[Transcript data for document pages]

*** Block opens ***

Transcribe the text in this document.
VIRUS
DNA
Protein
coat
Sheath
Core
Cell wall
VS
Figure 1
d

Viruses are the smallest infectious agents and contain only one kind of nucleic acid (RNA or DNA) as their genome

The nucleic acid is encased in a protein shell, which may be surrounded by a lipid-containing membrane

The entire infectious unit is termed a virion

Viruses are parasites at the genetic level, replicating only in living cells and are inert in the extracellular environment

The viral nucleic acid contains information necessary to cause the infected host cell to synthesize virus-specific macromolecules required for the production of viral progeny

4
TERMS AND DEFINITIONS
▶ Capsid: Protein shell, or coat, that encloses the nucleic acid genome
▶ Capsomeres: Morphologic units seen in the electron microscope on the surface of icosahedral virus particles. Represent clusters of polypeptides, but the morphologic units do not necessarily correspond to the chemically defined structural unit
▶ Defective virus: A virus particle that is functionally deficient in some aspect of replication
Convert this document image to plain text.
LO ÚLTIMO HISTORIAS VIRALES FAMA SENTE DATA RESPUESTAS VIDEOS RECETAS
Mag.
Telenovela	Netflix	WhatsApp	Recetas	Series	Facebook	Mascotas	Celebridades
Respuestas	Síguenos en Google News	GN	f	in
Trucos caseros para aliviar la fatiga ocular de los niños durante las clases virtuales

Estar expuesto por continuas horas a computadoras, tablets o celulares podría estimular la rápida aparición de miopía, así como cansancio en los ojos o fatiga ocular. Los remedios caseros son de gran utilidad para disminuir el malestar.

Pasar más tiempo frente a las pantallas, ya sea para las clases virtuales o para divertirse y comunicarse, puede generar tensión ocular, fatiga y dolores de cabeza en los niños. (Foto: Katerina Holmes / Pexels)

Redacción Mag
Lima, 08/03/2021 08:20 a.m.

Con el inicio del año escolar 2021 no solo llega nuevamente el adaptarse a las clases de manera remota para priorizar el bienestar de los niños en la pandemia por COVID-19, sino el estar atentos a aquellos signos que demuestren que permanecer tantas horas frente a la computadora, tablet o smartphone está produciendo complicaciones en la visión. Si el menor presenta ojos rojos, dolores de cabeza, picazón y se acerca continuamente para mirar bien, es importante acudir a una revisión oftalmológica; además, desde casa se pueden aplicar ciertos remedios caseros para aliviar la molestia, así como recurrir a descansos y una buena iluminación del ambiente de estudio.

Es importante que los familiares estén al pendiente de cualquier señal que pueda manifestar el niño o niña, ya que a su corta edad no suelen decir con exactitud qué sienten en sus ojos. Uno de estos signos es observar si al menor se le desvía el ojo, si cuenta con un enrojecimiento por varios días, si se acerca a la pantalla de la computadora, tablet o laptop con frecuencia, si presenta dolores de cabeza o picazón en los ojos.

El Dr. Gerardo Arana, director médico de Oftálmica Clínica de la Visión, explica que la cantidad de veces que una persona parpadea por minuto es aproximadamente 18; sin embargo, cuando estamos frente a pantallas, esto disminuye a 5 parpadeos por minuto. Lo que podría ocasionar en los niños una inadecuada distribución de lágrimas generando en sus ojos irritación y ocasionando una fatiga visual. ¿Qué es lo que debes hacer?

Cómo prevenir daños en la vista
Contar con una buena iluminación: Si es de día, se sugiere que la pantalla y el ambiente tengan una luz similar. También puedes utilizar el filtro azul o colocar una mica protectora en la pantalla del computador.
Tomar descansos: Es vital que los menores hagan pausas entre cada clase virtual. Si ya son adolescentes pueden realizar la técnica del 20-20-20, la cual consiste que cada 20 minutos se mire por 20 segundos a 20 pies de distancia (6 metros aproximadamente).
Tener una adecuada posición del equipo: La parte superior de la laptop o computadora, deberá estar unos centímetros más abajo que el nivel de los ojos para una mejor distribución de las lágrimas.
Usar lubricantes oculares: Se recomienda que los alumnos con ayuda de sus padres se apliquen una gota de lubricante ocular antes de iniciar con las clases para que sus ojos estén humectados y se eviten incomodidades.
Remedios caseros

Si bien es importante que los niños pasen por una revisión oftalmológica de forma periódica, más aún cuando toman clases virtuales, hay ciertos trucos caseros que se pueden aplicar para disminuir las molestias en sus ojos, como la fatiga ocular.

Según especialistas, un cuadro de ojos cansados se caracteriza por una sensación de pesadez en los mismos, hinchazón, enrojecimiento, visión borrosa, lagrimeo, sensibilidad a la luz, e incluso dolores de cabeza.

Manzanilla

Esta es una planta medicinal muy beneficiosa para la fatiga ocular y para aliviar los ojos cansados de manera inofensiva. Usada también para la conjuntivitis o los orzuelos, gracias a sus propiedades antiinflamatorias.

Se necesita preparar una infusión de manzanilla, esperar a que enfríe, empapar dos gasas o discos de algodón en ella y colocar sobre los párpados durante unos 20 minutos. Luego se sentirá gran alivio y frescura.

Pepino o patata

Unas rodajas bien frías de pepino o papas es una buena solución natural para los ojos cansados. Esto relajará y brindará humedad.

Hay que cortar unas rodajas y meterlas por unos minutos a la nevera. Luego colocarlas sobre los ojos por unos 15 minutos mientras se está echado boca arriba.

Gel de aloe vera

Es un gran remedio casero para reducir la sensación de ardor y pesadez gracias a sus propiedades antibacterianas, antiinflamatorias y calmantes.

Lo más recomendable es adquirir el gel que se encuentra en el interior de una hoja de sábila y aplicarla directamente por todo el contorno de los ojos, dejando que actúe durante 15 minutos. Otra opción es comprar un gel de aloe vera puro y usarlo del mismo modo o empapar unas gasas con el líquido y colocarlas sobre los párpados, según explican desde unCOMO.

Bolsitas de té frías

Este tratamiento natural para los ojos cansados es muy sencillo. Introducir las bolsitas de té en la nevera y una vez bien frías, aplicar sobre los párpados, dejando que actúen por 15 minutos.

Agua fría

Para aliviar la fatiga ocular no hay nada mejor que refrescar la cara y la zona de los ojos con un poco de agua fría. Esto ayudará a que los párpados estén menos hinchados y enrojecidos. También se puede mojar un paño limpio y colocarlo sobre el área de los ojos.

*** Block closes ***
*** Block opens ***

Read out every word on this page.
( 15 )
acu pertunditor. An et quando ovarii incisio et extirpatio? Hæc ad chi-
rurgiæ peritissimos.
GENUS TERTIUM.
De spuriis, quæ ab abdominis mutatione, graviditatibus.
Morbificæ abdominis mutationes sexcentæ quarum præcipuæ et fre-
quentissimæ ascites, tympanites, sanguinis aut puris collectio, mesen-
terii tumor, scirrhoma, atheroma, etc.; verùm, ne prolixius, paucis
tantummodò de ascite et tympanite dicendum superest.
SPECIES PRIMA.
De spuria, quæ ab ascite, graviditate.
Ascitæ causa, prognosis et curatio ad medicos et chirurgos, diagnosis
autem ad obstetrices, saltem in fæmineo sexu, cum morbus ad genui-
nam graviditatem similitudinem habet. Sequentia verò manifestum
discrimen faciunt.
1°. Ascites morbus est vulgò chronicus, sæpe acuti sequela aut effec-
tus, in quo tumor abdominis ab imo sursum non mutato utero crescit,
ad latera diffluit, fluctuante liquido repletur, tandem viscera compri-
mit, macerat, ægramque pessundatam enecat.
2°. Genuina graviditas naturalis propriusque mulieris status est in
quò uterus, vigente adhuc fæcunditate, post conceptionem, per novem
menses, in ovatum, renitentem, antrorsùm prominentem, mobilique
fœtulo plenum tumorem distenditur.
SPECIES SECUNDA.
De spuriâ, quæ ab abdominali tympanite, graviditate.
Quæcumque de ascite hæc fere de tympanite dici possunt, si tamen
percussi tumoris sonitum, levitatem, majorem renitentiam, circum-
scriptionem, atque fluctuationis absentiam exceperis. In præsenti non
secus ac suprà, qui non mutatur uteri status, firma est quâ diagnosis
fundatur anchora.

*** Block closes ***

Report every line of the records that contains the word "abdominis".

De spuriis, quæ ab abdominis mutatione, graviditatibus.
Morbificæ abdominis mutationes sexcentæ quarum præcipuæ et fre-
tus, in quo tumor abdominis ab imo sursum non mutato utero crescit,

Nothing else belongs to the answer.